**What to do:**
Each line that holds the word "föreläsningar" counts once; report the total and nothing else.

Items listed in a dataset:
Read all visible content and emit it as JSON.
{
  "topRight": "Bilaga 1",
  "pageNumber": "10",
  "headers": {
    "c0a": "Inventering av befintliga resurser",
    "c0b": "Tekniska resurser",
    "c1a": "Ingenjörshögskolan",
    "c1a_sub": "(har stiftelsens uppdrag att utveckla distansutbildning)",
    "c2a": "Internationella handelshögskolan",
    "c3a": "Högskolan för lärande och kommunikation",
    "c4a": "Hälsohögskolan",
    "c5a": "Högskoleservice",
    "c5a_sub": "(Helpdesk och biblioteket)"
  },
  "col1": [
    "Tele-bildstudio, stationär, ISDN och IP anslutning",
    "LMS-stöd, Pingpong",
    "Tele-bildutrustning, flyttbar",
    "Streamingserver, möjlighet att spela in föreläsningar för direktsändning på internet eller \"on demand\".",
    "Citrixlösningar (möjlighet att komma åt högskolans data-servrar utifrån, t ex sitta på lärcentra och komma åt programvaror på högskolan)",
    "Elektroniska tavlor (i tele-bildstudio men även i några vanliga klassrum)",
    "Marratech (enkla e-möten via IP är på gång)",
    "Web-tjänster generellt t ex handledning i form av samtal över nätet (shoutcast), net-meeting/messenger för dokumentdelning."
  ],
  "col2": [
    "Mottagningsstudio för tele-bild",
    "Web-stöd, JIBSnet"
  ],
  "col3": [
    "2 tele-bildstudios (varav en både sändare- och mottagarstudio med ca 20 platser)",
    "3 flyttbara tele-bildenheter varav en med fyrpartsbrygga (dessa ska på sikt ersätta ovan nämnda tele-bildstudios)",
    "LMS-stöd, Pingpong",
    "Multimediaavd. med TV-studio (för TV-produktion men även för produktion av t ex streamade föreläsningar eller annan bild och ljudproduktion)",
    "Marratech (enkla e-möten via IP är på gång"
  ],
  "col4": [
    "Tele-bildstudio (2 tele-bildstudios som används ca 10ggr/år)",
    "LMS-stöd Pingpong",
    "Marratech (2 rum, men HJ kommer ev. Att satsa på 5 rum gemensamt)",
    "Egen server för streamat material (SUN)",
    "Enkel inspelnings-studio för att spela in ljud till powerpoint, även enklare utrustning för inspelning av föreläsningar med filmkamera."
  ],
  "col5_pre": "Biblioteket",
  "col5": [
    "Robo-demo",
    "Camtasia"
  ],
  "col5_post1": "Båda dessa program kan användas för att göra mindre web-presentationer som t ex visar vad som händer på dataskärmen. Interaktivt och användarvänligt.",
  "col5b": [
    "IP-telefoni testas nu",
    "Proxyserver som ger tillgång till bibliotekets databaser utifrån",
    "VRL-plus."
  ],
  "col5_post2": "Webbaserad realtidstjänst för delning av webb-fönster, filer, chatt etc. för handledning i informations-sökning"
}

**Solution for this problem:**
3